(Excerpt from a dataset)
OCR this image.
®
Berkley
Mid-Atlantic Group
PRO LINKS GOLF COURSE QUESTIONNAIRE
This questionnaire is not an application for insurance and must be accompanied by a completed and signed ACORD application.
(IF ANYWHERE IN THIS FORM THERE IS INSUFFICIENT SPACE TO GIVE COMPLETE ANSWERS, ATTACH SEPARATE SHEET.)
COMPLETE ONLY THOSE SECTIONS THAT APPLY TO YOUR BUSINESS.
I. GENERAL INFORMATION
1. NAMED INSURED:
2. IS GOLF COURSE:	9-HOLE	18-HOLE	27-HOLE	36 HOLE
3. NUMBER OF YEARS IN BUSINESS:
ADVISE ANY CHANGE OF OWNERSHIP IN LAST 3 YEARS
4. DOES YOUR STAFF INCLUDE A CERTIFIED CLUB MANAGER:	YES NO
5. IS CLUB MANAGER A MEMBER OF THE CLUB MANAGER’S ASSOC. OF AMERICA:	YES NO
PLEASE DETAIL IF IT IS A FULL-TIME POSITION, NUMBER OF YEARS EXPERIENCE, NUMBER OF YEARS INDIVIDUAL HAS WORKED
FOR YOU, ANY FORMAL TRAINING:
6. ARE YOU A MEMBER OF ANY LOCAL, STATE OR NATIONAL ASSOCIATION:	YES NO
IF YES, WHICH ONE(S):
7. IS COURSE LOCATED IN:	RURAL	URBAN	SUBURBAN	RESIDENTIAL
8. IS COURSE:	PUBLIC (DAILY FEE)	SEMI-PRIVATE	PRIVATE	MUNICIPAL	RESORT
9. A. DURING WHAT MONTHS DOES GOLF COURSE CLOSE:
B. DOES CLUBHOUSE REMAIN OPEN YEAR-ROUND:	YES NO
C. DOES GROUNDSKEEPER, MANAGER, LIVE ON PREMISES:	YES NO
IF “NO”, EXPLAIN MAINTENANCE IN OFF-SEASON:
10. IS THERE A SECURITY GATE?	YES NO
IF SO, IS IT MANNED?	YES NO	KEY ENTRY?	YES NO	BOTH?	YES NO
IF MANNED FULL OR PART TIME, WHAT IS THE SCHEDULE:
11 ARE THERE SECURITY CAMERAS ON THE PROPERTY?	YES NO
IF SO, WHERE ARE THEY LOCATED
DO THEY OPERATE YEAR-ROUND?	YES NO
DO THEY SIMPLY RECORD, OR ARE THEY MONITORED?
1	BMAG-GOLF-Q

*PROBLEM REQUIREMENTS*
Reproduce all of the records exactly.

*FINISHED TASK*
OCR this image.
®
Berkley
Mid-Atlantic Group
PRO LINKS GOLF COURSE QUESTIONNAIRE
This questionnaire is not an application for insurance and must be accompanied by a completed and signed ACORD application.
(IF ANYWHERE IN THIS FORM THERE IS INSUFFICIENT SPACE TO GIVE COMPLETE ANSWERS, ATTACH SEPARATE SHEET.)
COMPLETE ONLY THOSE SECTIONS THAT APPLY TO YOUR BUSINESS.
I. GENERAL INFORMATION
1. NAMED INSURED:
2. IS GOLF COURSE:	9-HOLE	18-HOLE	27-HOLE	36 HOLE
3. NUMBER OF YEARS IN BUSINESS:
ADVISE ANY CHANGE OF OWNERSHIP IN LAST 3 YEARS
4. DOES YOUR STAFF INCLUDE A CERTIFIED CLUB MANAGER:	YES NO
5. IS CLUB MANAGER A MEMBER OF THE CLUB MANAGER’S ASSOC. OF AMERICA:	YES NO
PLEASE DETAIL IF IT IS A FULL-TIME POSITION, NUMBER OF YEARS EXPERIENCE, NUMBER OF YEARS INDIVIDUAL HAS WORKED
FOR YOU, ANY FORMAL TRAINING:
6. ARE YOU A MEMBER OF ANY LOCAL, STATE OR NATIONAL ASSOCIATION:	YES NO
IF YES, WHICH ONE(S):
7. IS COURSE LOCATED IN:	RURAL	URBAN	SUBURBAN	RESIDENTIAL
8. IS COURSE:	PUBLIC (DAILY FEE)	SEMI-PRIVATE	PRIVATE	MUNICIPAL	RESORT
9. A. DURING WHAT MONTHS DOES GOLF COURSE CLOSE:
B. DOES CLUBHOUSE REMAIN OPEN YEAR-ROUND:	YES NO
C. DOES GROUNDSKEEPER, MANAGER, LIVE ON PREMISES:	YES NO
IF “NO”, EXPLAIN MAINTENANCE IN OFF-SEASON:
10. IS THERE A SECURITY GATE?	YES NO
IF SO, IS IT MANNED?	YES NO	KEY ENTRY?	YES NO	BOTH?	YES NO
IF MANNED FULL OR PART TIME, WHAT IS THE SCHEDULE:
11 ARE THERE SECURITY CAMERAS ON THE PROPERTY?	YES NO
IF SO, WHERE ARE THEY LOCATED
DO THEY OPERATE YEAR-ROUND?	YES NO
DO THEY SIMPLY RECORD, OR ARE THEY MONITORED?
1	BMAG-GOLF-Q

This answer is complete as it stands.